_WHAT THIS TASK INVOLVES:_
The answer must reproduce all of the data below exactly and contain no images.

---- DATA PROVIDED

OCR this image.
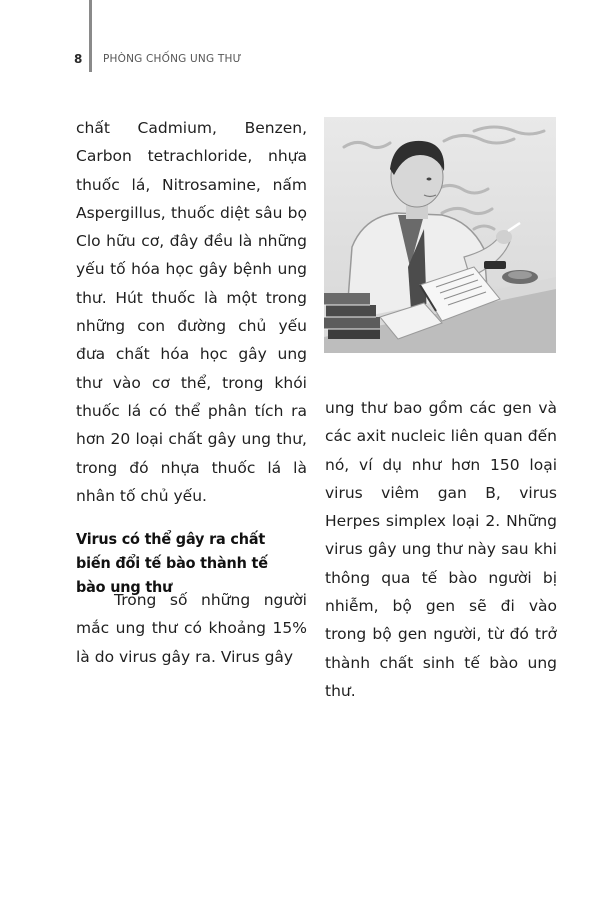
8 PHÒNG CHỐNG UNG THƯ

chất Cadmium, Benzen, Carbon tetrachloride, nhựa thuốc lá, Nitrosamine, nấm Aspergillus, thuốc diệt sâu bọ Clo hữu cơ, đây đều là những yếu tố hóa học gây bệnh ung thư. Hút thuốc là một trong những con đường chủ yếu đưa chất hóa học gây ung thư vào cơ thể, trong khói thuốc lá có thể phân tích ra hơn 20 loại chất gây ung thư, trong đó nhựa thuốc lá là nhân tố chủ yếu.

Virus có thể gây ra chất biến đổi tế bào thành tế bào ung thư

Trong số những người mắc ung thư có khoảng 15% là do virus gây ra. Virus gây

ung thư bao gồm các gen và các axit nucleic liên quan đến nó, ví dụ như hơn 150 loại virus viêm gan B, virus Herpes simplex loại 2. Những virus gây ung thư này sau khi thông qua tế bào người bị nhiễm, bộ gen sẽ đi vào trong bộ gen người, từ đó trở thành chất sinh tế bào ung thư.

--------

_ANSWER TO THIS TASK:_
OCR this image.
8 PHÒNG CHỐNG UNG THƯ

chất Cadmium, Benzen, Carbon tetrachloride, nhựa thuốc lá, Nitrosamine, nấm Aspergillus, thuốc diệt sâu bọ Clo hữu cơ, đây đều là những yếu tố hóa học gây bệnh ung thư. Hút thuốc là một trong những con đường chủ yếu đưa chất hóa học gây ung thư vào cơ thể, trong khói thuốc lá có thể phân tích ra hơn 20 loại chất gây ung thư, trong đó nhựa thuốc lá là nhân tố chủ yếu.

Virus có thể gây ra chất biến đổi tế bào thành tế bào ung thư

Trong số những người mắc ung thư có khoảng 15% là do virus gây ra. Virus gây

ung thư bao gồm các gen và các axit nucleic liên quan đến nó, ví dụ như hơn 150 loại virus viêm gan B, virus Herpes simplex loại 2. Những virus gây ung thư này sau khi thông qua tế bào người bị nhiễm, bộ gen sẽ đi vào trong bộ gen người, từ đó trở thành chất sinh tế bào ung thư.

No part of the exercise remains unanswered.